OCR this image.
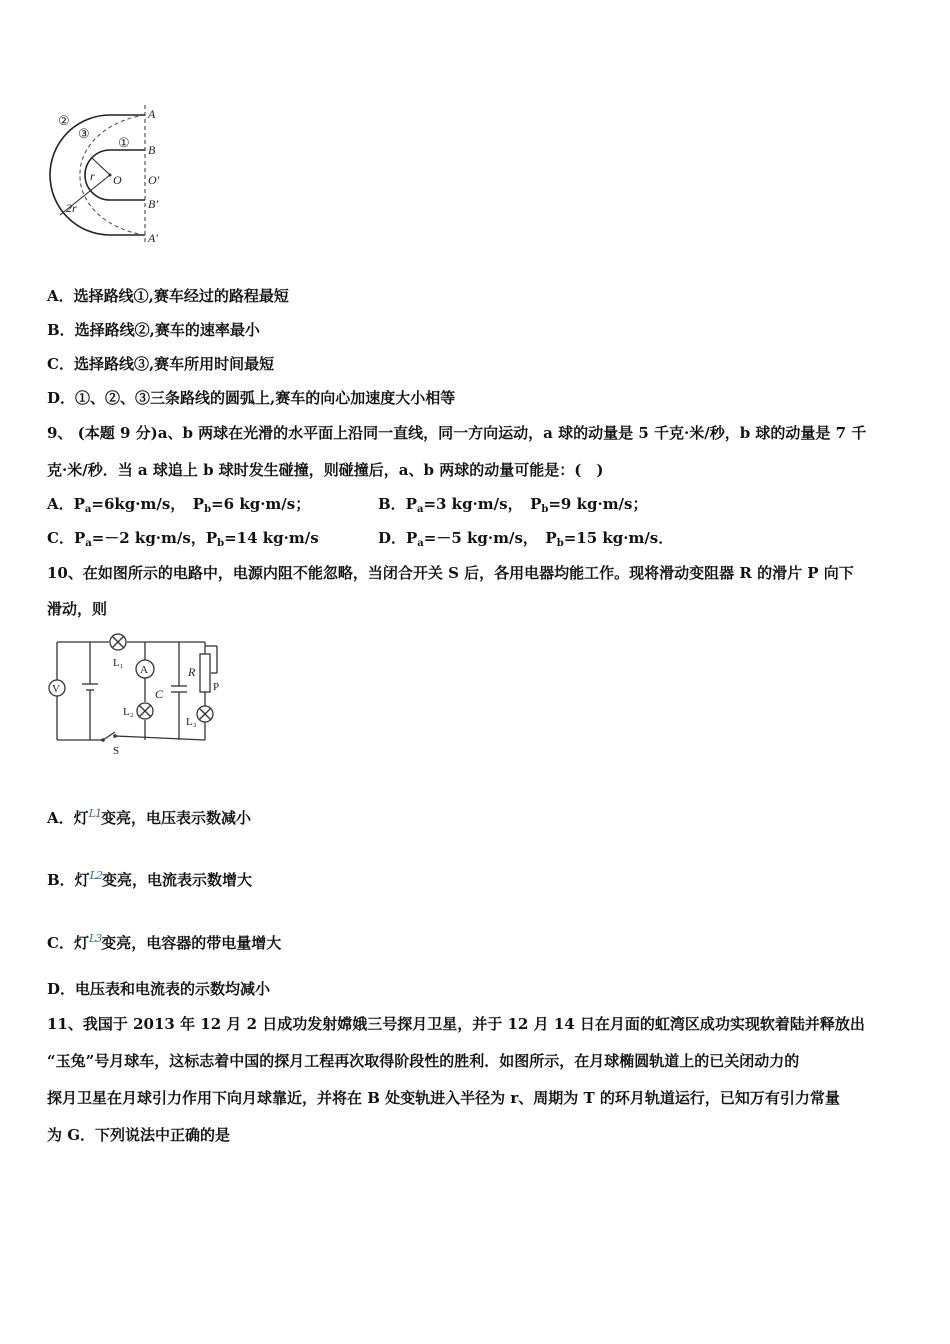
②
③
①
A
B
O O′
r
2r	B′
A′
A．选择路线①,赛车经过的路程最短
B．选择路线②,赛车的速率最小
C．选择路线③,赛车所用时间最短
D．①、②、③三条路线的圆弧上,赛车的向心加速度大小相等
9、 (本题 9 分)a、b 两球在光滑的水平面上沿同一直线，同一方向运动，a 球的动量是 5 千克·米/秒，b 球的动量是 7 千
克·米/秒．当 a 球追上 b 球时发生碰撞，则碰撞后，a、b 两球的动量可能是：(　)
A．$P_a=6kg\cdot m/s$，　$P_b=6$ kg·m/s；	B．$P_a=3$ kg·m/s，　$P_b=9$ kg·m/s；
C．$P_a=-2$ kg·m/s，$P_b=14$ kg·m/s	D．$P_a=-5$ kg·m/s，　$P_b=15$ kg·m/s．
10、在如图所示的电路中，电源内阻不能忽略，当闭合开关 S 后，各用电器均能工作。现将滑动变阻器 R 的滑片 P 向下
滑动，则
V
A
L₁
L₂
L₃
C
R
P
S
A．灯L1变亮，电压表示数减小
B．灯L2变亮，电流表示数增大
C．灯L3变亮，电容器的带电量增大
D．电压表和电流表的示数均减小
11、我国于 2013 年 12 月 2 日成功发射嫦娥三号探月卫星，并于 12 月 14 日在月面的虹湾区成功实现软着陆并释放出
“玉兔”号月球车，这标志着中国的探月工程再次取得阶段性的胜利．如图所示，在月球椭圆轨道上的已关闭动力的
探月卫星在月球引力作用下向月球靠近，并将在 B 处变轨进入半径为 r、周期为 T 的环月轨道运行，已知万有引力常量
为 G．下列说法中正确的是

###

_Written request_
Output the full set of records above without changing a word, and drop the images.

_Expected answer_
OCR this image.
②
③
①
A
B
O O′
r
2r	B′
A′
A．选择路线①,赛车经过的路程最短
B．选择路线②,赛车的速率最小
C．选择路线③,赛车所用时间最短
D．①、②、③三条路线的圆弧上,赛车的向心加速度大小相等
9、 (本题 9 分)a、b 两球在光滑的水平面上沿同一直线，同一方向运动，a 球的动量是 5 千克·米/秒，b 球的动量是 7 千
克·米/秒．当 a 球追上 b 球时发生碰撞，则碰撞后，a、b 两球的动量可能是：(　)
A．$P_a=6kg\cdot m/s$，　$P_b=6$ kg·m/s；	B．$P_a=3$ kg·m/s，　$P_b=9$ kg·m/s；
C．$P_a=-2$ kg·m/s，$P_b=14$ kg·m/s	D．$P_a=-5$ kg·m/s，　$P_b=15$ kg·m/s．
10、在如图所示的电路中，电源内阻不能忽略，当闭合开关 S 后，各用电器均能工作。现将滑动变阻器 R 的滑片 P 向下
滑动，则
V
A
L₁
L₂
L₃
C
R
P
S
A．灯L1变亮，电压表示数减小
B．灯L2变亮，电流表示数增大
C．灯L3变亮，电容器的带电量增大
D．电压表和电流表的示数均减小
11、我国于 2013 年 12 月 2 日成功发射嫦娥三号探月卫星，并于 12 月 14 日在月面的虹湾区成功实现软着陆并释放出
“玉兔”号月球车，这标志着中国的探月工程再次取得阶段性的胜利．如图所示，在月球椭圆轨道上的已关闭动力的
探月卫星在月球引力作用下向月球靠近，并将在 B 处变轨进入半径为 r、周期为 T 的环月轨道运行，已知万有引力常量
为 G．下列说法中正确的是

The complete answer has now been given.